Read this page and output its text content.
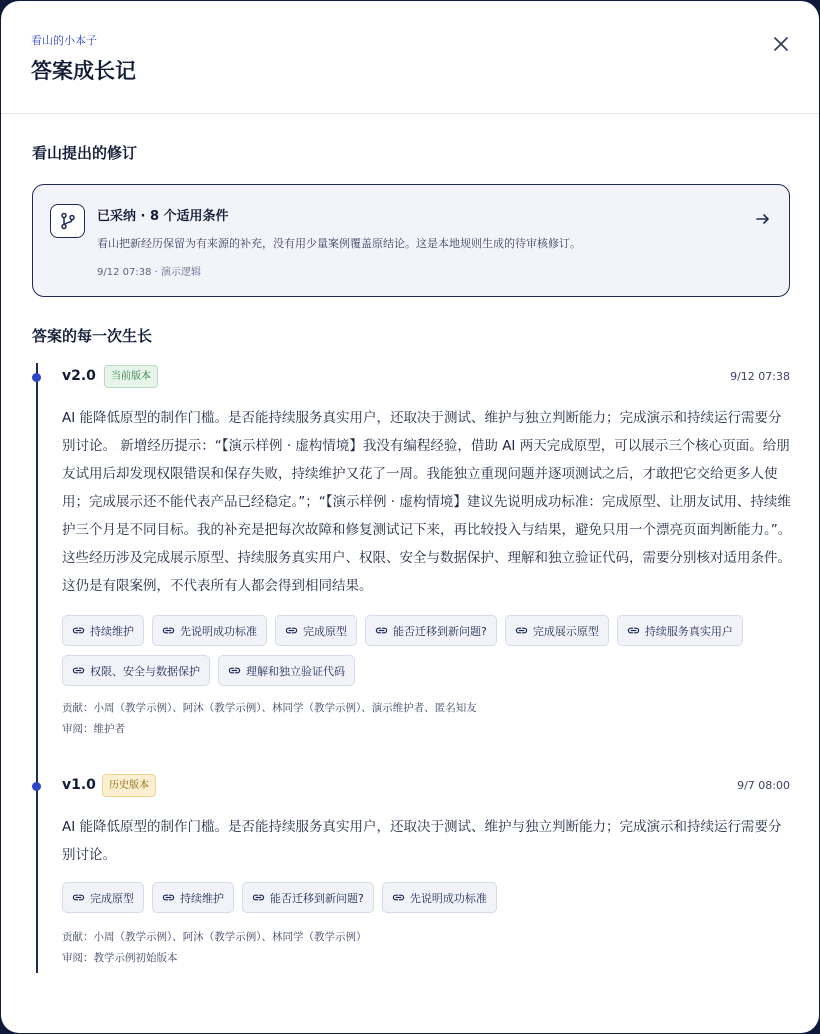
看山的小本子
答案成长记
看山提出的修订
已采纳 · 8 个适用条件
看山把新经历保留为有来源的补充，没有用少量案例覆盖原结论。这是本地规则生成的待审核修订。
9/12 07:38 · 演示逻辑
答案的每一次生长
v2.0	当前版本	9/12 07:38
AI 能降低原型的制作门槛。是否能持续服务真实用户，还取决于测试、维护与独立判断能力；完成演示和持续运行需要分别讨论。 新增经历提示：“【演示样例 · 虚构情境】我没有编程经验，借助 AI 两天完成原型，可以展示三个核心页面。给朋友试用后却发现权限错误和保存失败，持续维护又花了一周。我能独立重现问题并逐项测试之后，才敢把它交给更多人使用；完成展示还不能代表产品已经稳定。”；“【演示样例 · 虚构情境】建议先说明成功标准：完成原型、让朋友试用、持续维护三个月是不同目标。我的补充是把每次故障和修复测试记下来，再比较投入与结果，避免只用一个漂亮页面判断能力。”。这些经历涉及完成展示原型、持续服务真实用户、权限、安全与数据保护、理解和独立验证代码，需要分别核对适用条件。这仍是有限案例，不代表所有人都会得到相同结果。
持续维护	先说明成功标准	完成原型	能否迁移到新问题?	完成展示原型	持续服务真实用户
权限、安全与数据保护	理解和独立验证代码
贡献：小周（教学示例）、阿沐（教学示例）、林同学（教学示例）、演示维护者、匿名知友
审阅：维护者
v1.0	历史版本	9/7 08:00
AI 能降低原型的制作门槛。是否能持续服务真实用户，还取决于测试、维护与独立判断能力；完成演示和持续运行需要分别讨论。
完成原型	持续维护	能否迁移到新问题?	先说明成功标准
贡献：小周（教学示例）、阿沐（教学示例）、林同学（教学示例）
审阅：教学示例初始版本
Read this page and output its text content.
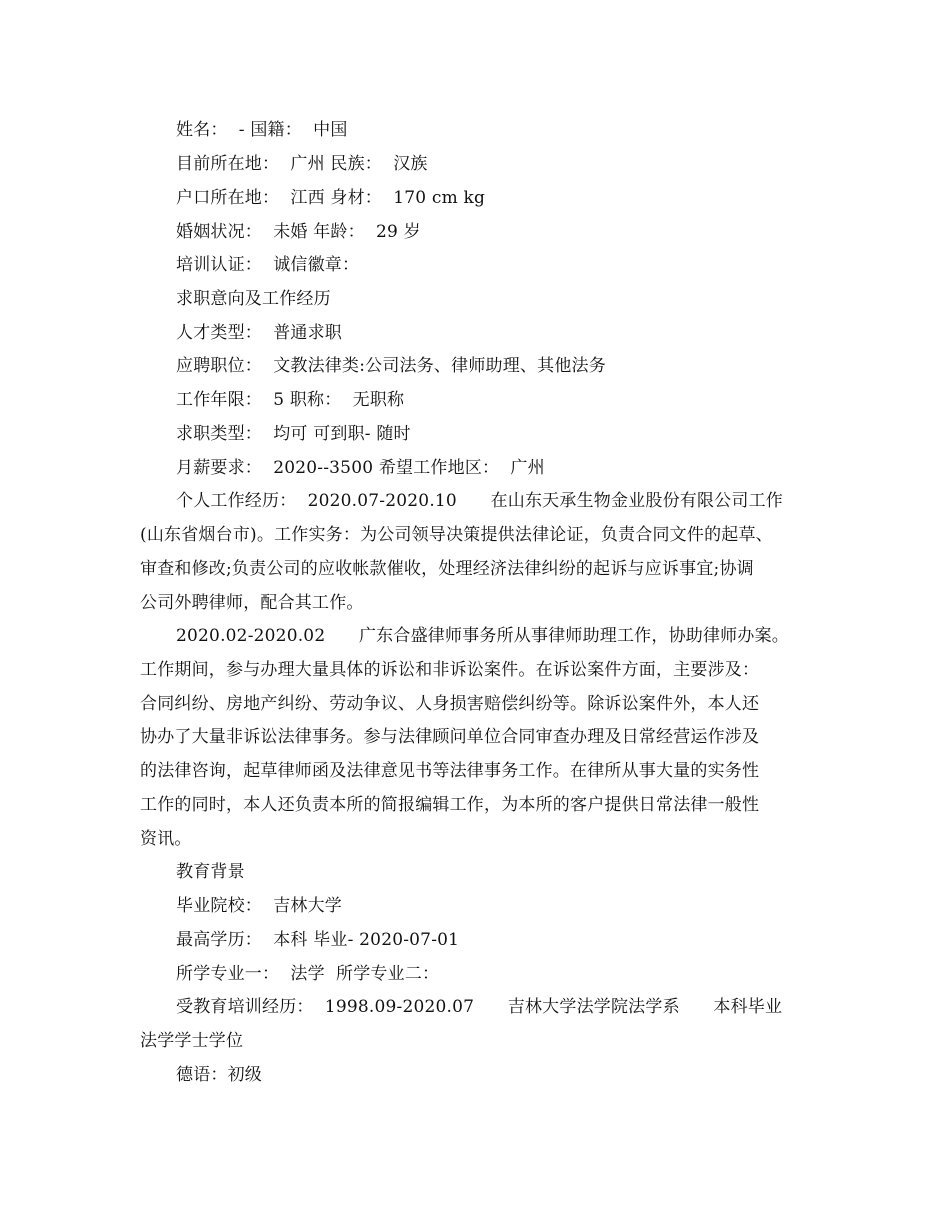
姓名：  - 国籍：  中国
目前所在地：  广州 民族：  汉族
户口所在地：  江西 身材：  170 cm kg
婚姻状况：  未婚 年龄：  29 岁
培训认证：  诚信徽章：
求职意向及工作经历
人才类型：  普通求职
应聘职位：  文教法律类:公司法务、律师助理、其他法务
工作年限：  5 职称：  无职称
求职类型：  均可 可到职- 随时
月薪要求：  2020--3500 希望工作地区：  广州
个人工作经历：  2020.07-2020.10      在山东天承生物金业股份有限公司工作
(山东省烟台市)。工作实务：为公司领导决策提供法律论证，负责合同文件的起草、
审查和修改;负责公司的应收帐款催收，处理经济法律纠纷的起诉与应诉事宜;协调
公司外聘律师，配合其工作。
2020.02-2020.02      广东合盛律师事务所从事律师助理工作，协助律师办案。
工作期间，参与办理大量具体的诉讼和非诉讼案件。在诉讼案件方面，主要涉及：
合同纠纷、房地产纠纷、劳动争议、人身损害赔偿纠纷等。除诉讼案件外，本人还
协办了大量非诉讼法律事务。参与法律顾问单位合同审查办理及日常经营运作涉及
的法律咨询，起草律师函及法律意见书等法律事务工作。在律所从事大量的实务性
工作的同时，本人还负责本所的简报编辑工作，为本所的客户提供日常法律一般性
资讯。
教育背景
毕业院校：  吉林大学
最高学历：  本科 毕业- 2020-07-01
所学专业一：  法学  所学专业二：
受教育培训经历：  1998.09-2020.07      吉林大学法学院法学系      本科毕业
法学学士学位
德语：初级
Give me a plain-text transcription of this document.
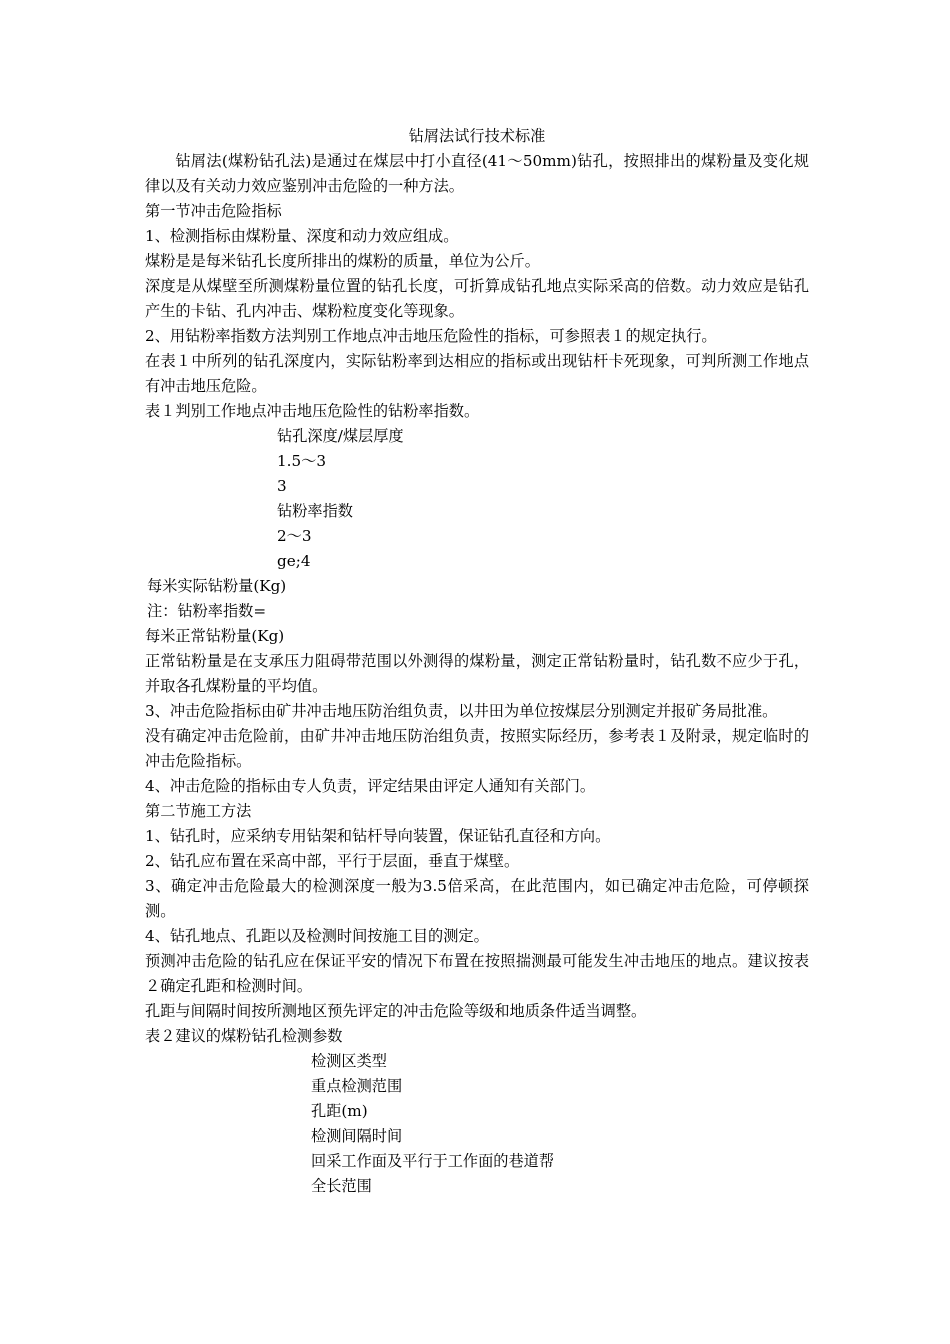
钻屑法试行技术标准

钻屑法(煤粉钻孔法)是通过在煤层中打小直径(41～50mm)钻孔，按照排出的煤粉量及变化规律以及有关动力效应鉴别冲击危险的一种方法。

第一节冲击危险指标

1、检测指标由煤粉量、深度和动力效应组成。

煤粉是是每米钻孔长度所排出的煤粉的质量，单位为公斤。

深度是从煤壁至所测煤粉量位置的钻孔长度，可折算成钻孔地点实际采高的倍数。动力效应是钻孔产生的卡钻、孔内冲击、煤粉粒度变化等现象。

2、用钻粉率指数方法判别工作地点冲击地压危险性的指标，可参照表１的规定执行。

在表１中所列的钻孔深度内，实际钻粉率到达相应的指标或出现钻杆卡死现象，可判所测工作地点有冲击地压危险。

表１判别工作地点冲击地压危险性的钻粉率指数。

钻孔深度/煤层厚度

1.5～3

3

钻粉率指数

2～3

ge;4

每米实际钻粉量(Kg)

注：钻粉率指数=

每米正常钻粉量(Kg)

正常钻粉量是在支承压力阻碍带范围以外测得的煤粉量，测定正常钻粉量时，钻孔数不应少于孔，并取各孔煤粉量的平均值。

3、冲击危险指标由矿井冲击地压防治组负责，以井田为单位按煤层分别测定并报矿务局批准。

没有确定冲击危险前，由矿井冲击地压防治组负责，按照实际经历，参考表１及附录，规定临时的冲击危险指标。

4、冲击危险的指标由专人负责，评定结果由评定人通知有关部门。

第二节施工方法

1、钻孔时，应采纳专用钻架和钻杆导向装置，保证钻孔直径和方向。

2、钻孔应布置在采高中部，平行于层面，垂直于煤壁。

3、确定冲击危险最大的检测深度一般为3.5倍采高，在此范围内，如已确定冲击危险，可停顿探测。

4、钻孔地点、孔距以及检测时间按施工目的测定。

预测冲击危险的钻孔应在保证平安的情况下布置在按照揣测最可能发生冲击地压的地点。建议按表２确定孔距和检测时间。

孔距与间隔时间按所测地区预先评定的冲击危险等级和地质条件适当调整。

表２建议的煤粉钻孔检测参数

检测区类型

重点检测范围

孔距(m)

检测间隔时间

回采工作面及平行于工作面的巷道帮

全长范围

..........

Written task —
Using the material above, return every line exactly as it appears, minus the pictures.

The response —
Read this page and output its text content.
看山的小本子
答案成长记
看山提出的修订
已采纳 · 8 个适用条件
看山把新经历保留为有来源的补充，没有用少量案例覆盖原结论。这是本地规则生成的待审核修订。
9/12 07:38 · 演示逻辑
答案的每一次生长
v2.0	当前版本	9/12 07:38
AI 能降低原型的制作门槛。是否能持续服务真实用户，还取决于测试、维护与独立判断能力；完成演示和持续运行需要分别讨论。 新增经历提示：“【演示样例 · 虚构情境】我没有编程经验，借助 AI 两天完成原型，可以展示三个核心页面。给朋友试用后却发现权限错误和保存失败，持续维护又花了一周。我能独立重现问题并逐项测试之后，才敢把它交给更多人使用；完成展示还不能代表产品已经稳定。”；“【演示样例 · 虚构情境】建议先说明成功标准：完成原型、让朋友试用、持续维护三个月是不同目标。我的补充是把每次故障和修复测试记下来，再比较投入与结果，避免只用一个漂亮页面判断能力。”。这些经历涉及完成展示原型、持续服务真实用户、权限、安全与数据保护、理解和独立验证代码，需要分别核对适用条件。这仍是有限案例，不代表所有人都会得到相同结果。
持续维护	先说明成功标准	完成原型	能否迁移到新问题?	完成展示原型	持续服务真实用户
权限、安全与数据保护	理解和独立验证代码
贡献：小周（教学示例）、阿沐（教学示例）、林同学（教学示例）、演示维护者、匿名知友
审阅：维护者
v1.0	历史版本	9/7 08:00
AI 能降低原型的制作门槛。是否能持续服务真实用户，还取决于测试、维护与独立判断能力；完成演示和持续运行需要分别讨论。
完成原型	持续维护	能否迁移到新问题?	先说明成功标准
贡献：小周（教学示例）、阿沐（教学示例）、林同学（教学示例）
审阅：教学示例初始版本
Read this page and output its text content.
姓名：  - 国籍：  中国
目前所在地：  广州 民族：  汉族
户口所在地：  江西 身材：  170 cm kg
婚姻状况：  未婚 年龄：  29 岁
培训认证：  诚信徽章：
求职意向及工作经历
人才类型：  普通求职
应聘职位：  文教法律类:公司法务、律师助理、其他法务
工作年限：  5 职称：  无职称
求职类型：  均可 可到职- 随时
月薪要求：  2020--3500 希望工作地区：  广州
个人工作经历：  2020.07-2020.10      在山东天承生物金业股份有限公司工作
(山东省烟台市)。工作实务：为公司领导决策提供法律论证，负责合同文件的起草、
审查和修改;负责公司的应收帐款催收，处理经济法律纠纷的起诉与应诉事宜;协调
公司外聘律师，配合其工作。
2020.02-2020.02      广东合盛律师事务所从事律师助理工作，协助律师办案。
工作期间，参与办理大量具体的诉讼和非诉讼案件。在诉讼案件方面，主要涉及：
合同纠纷、房地产纠纷、劳动争议、人身损害赔偿纠纷等。除诉讼案件外，本人还
协办了大量非诉讼法律事务。参与法律顾问单位合同审查办理及日常经营运作涉及
的法律咨询，起草律师函及法律意见书等法律事务工作。在律所从事大量的实务性
工作的同时，本人还负责本所的简报编辑工作，为本所的客户提供日常法律一般性
资讯。
教育背景
毕业院校：  吉林大学
最高学历：  本科 毕业- 2020-07-01
所学专业一：  法学  所学专业二：
受教育培训经历：  1998.09-2020.07      吉林大学法学院法学系      本科毕业
法学学士学位
德语：初级
Give me a plain-text transcription of this document.
钻屑法试行技术标准

钻屑法(煤粉钻孔法)是通过在煤层中打小直径(41～50mm)钻孔，按照排出的煤粉量及变化规律以及有关动力效应鉴别冲击危险的一种方法。

第一节冲击危险指标

1、检测指标由煤粉量、深度和动力效应组成。

煤粉是是每米钻孔长度所排出的煤粉的质量，单位为公斤。

深度是从煤壁至所测煤粉量位置的钻孔长度，可折算成钻孔地点实际采高的倍数。动力效应是钻孔产生的卡钻、孔内冲击、煤粉粒度变化等现象。

2、用钻粉率指数方法判别工作地点冲击地压危险性的指标，可参照表１的规定执行。

在表１中所列的钻孔深度内，实际钻粉率到达相应的指标或出现钻杆卡死现象，可判所测工作地点有冲击地压危险。

表１判别工作地点冲击地压危险性的钻粉率指数。

钻孔深度/煤层厚度

1.5～3

3

钻粉率指数

2～3

ge;4

每米实际钻粉量(Kg)

注：钻粉率指数=

每米正常钻粉量(Kg)

正常钻粉量是在支承压力阻碍带范围以外测得的煤粉量，测定正常钻粉量时，钻孔数不应少于孔，并取各孔煤粉量的平均值。

3、冲击危险指标由矿井冲击地压防治组负责，以井田为单位按煤层分别测定并报矿务局批准。

没有确定冲击危险前，由矿井冲击地压防治组负责，按照实际经历，参考表１及附录，规定临时的冲击危险指标。

4、冲击危险的指标由专人负责，评定结果由评定人通知有关部门。

第二节施工方法

1、钻孔时，应采纳专用钻架和钻杆导向装置，保证钻孔直径和方向。

2、钻孔应布置在采高中部，平行于层面，垂直于煤壁。

3、确定冲击危险最大的检测深度一般为3.5倍采高，在此范围内，如已确定冲击危险，可停顿探测。

4、钻孔地点、孔距以及检测时间按施工目的测定。

预测冲击危险的钻孔应在保证平安的情况下布置在按照揣测最可能发生冲击地压的地点。建议按表２确定孔距和检测时间。

孔距与间隔时间按所测地区预先评定的冲击危险等级和地质条件适当调整。

表２建议的煤粉钻孔检测参数

检测区类型

重点检测范围

孔距(m)

检测间隔时间

回采工作面及平行于工作面的巷道帮

全长范围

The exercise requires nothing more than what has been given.